◆ EXERCISE
Copy the line containing "What's the underlying", then all lines after it up to and including the final line of the material, exactly and without additions.

Stored data entries

* begin *

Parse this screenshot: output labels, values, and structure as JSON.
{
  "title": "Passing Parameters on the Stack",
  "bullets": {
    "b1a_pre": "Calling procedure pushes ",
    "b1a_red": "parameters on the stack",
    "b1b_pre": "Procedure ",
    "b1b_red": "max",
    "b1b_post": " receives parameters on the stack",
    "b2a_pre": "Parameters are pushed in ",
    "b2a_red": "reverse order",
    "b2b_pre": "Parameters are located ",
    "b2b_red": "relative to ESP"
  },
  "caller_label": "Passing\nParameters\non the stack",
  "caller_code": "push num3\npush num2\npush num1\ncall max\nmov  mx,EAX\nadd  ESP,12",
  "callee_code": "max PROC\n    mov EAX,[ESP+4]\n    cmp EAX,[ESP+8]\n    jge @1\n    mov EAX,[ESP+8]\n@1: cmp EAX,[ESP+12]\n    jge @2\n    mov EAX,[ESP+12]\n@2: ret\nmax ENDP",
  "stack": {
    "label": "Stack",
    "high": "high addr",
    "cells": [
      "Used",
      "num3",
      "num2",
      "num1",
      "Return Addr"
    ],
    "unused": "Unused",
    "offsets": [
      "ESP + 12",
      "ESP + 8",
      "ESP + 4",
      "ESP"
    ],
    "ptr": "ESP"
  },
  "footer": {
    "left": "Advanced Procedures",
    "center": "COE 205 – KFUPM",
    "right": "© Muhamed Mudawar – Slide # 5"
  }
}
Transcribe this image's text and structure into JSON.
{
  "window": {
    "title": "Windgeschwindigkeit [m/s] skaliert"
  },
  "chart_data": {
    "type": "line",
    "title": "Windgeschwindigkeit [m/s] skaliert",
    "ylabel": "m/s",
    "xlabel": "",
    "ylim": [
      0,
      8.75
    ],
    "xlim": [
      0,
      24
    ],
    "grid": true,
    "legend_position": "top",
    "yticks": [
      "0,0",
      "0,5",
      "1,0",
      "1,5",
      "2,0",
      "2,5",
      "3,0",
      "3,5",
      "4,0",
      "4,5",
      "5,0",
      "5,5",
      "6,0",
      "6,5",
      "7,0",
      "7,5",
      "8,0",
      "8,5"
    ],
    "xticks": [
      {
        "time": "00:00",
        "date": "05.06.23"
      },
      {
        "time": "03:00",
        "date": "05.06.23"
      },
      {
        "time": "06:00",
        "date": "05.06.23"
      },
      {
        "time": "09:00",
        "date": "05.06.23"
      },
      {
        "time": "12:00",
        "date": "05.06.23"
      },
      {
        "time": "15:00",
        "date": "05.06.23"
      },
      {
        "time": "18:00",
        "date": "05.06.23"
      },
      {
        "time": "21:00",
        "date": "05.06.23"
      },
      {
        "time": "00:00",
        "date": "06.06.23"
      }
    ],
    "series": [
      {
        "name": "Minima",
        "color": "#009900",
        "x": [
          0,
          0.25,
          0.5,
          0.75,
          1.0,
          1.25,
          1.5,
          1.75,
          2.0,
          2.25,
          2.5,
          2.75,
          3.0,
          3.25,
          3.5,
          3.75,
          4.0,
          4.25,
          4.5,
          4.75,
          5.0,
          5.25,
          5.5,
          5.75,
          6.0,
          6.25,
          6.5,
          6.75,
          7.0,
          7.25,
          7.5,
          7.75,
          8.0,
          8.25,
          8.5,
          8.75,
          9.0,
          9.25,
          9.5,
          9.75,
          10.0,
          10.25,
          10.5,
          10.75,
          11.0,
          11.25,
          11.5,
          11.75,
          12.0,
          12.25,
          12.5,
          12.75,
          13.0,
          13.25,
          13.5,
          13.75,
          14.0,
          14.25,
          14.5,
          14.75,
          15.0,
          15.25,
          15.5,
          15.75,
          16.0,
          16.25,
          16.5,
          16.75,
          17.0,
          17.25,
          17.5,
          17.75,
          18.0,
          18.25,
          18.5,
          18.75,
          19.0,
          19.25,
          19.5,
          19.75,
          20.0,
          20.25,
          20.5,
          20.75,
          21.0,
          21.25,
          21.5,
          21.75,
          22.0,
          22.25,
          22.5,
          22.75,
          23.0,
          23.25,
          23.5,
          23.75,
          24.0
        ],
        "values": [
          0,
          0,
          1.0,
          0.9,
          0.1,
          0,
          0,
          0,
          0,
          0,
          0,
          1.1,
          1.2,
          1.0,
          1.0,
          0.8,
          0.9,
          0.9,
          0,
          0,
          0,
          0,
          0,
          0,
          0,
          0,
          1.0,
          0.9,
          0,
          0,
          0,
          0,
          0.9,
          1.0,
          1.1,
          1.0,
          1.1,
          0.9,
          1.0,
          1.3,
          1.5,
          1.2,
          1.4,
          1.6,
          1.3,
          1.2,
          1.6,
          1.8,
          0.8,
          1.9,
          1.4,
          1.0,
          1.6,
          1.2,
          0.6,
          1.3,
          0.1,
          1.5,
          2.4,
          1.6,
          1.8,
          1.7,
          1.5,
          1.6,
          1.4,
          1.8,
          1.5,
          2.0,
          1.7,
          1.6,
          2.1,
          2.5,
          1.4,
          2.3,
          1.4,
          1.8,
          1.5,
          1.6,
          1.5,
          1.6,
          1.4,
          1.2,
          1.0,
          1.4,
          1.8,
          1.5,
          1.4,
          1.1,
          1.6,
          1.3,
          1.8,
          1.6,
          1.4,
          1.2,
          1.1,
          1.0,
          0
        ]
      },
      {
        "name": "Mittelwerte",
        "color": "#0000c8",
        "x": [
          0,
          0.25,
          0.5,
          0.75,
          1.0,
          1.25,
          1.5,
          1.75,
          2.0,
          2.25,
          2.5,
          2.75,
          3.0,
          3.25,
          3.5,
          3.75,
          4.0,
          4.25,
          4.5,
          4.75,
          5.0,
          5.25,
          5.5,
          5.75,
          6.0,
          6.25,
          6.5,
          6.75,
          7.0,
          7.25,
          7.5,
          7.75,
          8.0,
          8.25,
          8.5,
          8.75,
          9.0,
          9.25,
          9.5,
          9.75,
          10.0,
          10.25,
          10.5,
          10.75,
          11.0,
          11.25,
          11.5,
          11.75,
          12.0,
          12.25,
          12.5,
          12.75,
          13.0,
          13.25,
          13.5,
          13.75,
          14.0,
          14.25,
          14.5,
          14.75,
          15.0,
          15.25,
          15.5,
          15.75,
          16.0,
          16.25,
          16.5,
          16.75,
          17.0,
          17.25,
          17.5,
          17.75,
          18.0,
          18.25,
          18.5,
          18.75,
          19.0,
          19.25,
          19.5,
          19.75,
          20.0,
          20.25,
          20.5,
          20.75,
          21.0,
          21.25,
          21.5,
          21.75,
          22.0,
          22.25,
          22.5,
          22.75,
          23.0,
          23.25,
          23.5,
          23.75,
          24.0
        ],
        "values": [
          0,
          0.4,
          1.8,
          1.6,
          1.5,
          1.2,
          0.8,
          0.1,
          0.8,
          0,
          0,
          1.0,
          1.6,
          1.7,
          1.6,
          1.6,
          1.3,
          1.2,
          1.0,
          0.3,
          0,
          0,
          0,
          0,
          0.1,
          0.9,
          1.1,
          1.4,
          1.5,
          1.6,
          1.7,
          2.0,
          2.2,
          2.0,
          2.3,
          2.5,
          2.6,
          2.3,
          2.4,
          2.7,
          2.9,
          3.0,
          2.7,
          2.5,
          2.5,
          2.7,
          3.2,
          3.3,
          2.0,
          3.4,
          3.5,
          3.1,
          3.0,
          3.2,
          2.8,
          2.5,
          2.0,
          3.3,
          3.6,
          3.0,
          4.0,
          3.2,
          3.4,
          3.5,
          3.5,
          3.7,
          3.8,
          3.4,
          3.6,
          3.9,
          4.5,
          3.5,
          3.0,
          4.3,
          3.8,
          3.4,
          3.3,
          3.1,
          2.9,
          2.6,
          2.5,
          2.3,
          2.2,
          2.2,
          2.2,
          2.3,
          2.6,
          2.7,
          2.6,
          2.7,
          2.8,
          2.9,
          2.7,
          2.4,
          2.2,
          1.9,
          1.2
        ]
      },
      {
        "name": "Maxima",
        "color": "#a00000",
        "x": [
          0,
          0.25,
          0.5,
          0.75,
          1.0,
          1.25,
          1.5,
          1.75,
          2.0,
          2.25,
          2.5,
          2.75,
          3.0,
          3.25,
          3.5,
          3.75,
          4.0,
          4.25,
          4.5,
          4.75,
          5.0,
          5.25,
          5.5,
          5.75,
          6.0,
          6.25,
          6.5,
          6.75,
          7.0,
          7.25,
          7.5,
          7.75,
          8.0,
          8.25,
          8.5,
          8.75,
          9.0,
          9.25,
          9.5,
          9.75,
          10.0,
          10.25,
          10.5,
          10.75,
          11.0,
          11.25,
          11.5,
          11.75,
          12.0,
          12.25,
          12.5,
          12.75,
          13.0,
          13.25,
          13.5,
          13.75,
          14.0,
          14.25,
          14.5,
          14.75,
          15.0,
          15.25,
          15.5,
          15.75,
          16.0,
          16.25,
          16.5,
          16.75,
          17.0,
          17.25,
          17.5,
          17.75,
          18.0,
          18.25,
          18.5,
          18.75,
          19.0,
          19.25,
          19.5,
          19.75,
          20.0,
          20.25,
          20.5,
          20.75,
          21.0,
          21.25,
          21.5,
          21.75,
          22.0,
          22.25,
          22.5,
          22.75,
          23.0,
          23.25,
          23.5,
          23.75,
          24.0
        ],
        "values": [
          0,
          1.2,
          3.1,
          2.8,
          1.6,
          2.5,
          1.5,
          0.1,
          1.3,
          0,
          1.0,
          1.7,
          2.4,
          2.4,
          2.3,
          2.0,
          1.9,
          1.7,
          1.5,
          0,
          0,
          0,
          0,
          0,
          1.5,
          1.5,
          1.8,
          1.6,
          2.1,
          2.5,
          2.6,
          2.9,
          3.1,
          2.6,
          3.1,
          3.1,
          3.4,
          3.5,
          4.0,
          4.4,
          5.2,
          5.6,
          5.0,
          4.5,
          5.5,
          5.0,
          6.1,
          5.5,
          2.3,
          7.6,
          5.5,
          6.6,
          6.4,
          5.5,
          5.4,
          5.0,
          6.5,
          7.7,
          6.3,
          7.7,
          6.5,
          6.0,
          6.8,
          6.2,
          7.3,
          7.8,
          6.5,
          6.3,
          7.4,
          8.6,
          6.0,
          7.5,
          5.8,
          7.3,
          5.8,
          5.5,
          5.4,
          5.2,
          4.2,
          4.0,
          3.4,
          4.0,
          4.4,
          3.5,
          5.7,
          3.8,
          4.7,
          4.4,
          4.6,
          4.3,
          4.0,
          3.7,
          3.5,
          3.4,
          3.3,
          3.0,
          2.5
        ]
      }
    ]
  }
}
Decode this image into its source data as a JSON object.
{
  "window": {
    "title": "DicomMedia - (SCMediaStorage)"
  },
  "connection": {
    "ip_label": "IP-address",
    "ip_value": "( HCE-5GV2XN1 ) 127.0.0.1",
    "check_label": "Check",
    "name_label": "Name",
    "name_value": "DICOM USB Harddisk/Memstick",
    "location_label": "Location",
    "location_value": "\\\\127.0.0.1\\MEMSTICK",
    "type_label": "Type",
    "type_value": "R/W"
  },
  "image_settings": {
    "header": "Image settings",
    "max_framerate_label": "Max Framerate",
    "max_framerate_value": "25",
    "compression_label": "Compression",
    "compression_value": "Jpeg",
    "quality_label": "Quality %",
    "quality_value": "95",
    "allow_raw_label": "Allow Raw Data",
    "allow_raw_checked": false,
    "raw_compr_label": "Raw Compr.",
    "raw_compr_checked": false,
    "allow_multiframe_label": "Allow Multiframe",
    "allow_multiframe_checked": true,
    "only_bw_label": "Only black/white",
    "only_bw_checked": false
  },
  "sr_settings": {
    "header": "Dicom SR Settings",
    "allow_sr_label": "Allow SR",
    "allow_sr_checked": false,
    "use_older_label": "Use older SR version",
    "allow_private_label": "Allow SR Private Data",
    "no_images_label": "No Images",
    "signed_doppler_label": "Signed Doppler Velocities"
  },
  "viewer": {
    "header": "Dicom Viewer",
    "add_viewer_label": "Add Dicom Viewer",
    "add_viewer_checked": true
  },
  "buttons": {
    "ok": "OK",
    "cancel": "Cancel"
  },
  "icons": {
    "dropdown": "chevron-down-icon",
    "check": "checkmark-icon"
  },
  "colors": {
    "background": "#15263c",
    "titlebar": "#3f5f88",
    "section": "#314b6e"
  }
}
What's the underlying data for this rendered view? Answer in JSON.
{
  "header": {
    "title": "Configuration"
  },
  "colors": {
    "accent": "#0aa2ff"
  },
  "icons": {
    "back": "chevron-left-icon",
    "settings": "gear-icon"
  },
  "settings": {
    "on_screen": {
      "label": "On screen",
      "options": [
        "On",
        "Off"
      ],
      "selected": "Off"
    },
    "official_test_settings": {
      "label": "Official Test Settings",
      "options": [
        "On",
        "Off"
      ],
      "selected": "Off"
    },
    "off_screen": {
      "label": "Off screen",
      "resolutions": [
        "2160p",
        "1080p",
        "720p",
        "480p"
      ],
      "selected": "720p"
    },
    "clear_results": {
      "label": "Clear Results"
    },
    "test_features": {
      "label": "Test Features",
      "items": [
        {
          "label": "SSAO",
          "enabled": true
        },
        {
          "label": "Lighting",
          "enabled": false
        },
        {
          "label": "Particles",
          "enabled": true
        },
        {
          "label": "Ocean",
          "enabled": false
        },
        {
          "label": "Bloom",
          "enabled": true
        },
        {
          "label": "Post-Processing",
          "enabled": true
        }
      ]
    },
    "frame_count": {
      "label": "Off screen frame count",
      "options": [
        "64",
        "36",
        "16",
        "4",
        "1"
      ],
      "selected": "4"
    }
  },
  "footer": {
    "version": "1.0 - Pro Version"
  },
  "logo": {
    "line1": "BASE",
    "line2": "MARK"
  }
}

* end *

◆ REPLY
What's the underlying data for this rendered view? Answer in JSON.
{
  "header": {
    "title": "Configuration"
  },
  "colors": {
    "accent": "#0aa2ff"
  },
  "icons": {
    "back": "chevron-left-icon",
    "settings": "gear-icon"
  },
  "settings": {
    "on_screen": {
      "label": "On screen",
      "options": [
        "On",
        "Off"
      ],
      "selected": "Off"
    },
    "official_test_settings": {
      "label": "Official Test Settings",
      "options": [
        "On",
        "Off"
      ],
      "selected": "Off"
    },
    "off_screen": {
      "label": "Off screen",
      "resolutions": [
        "2160p",
        "1080p",
        "720p",
        "480p"
      ],
      "selected": "720p"
    },
    "clear_results": {
      "label": "Clear Results"
    },
    "test_features": {
      "label": "Test Features",
      "items": [
        {
          "label": "SSAO",
          "enabled": true
        },
        {
          "label": "Lighting",
          "enabled": false
        },
        {
          "label": "Particles",
          "enabled": true
        },
        {
          "label": "Ocean",
          "enabled": false
        },
        {
          "label": "Bloom",
          "enabled": true
        },
        {
          "label": "Post-Processing",
          "enabled": true
        }
      ]
    },
    "frame_count": {
      "label": "Off screen frame count",
      "options": [
        "64",
        "36",
        "16",
        "4",
        "1"
      ],
      "selected": "4"
    }
  },
  "footer": {
    "version": "1.0 - Pro Version"
  },
  "logo": {
    "line1": "BASE",
    "line2": "MARK"
  }
}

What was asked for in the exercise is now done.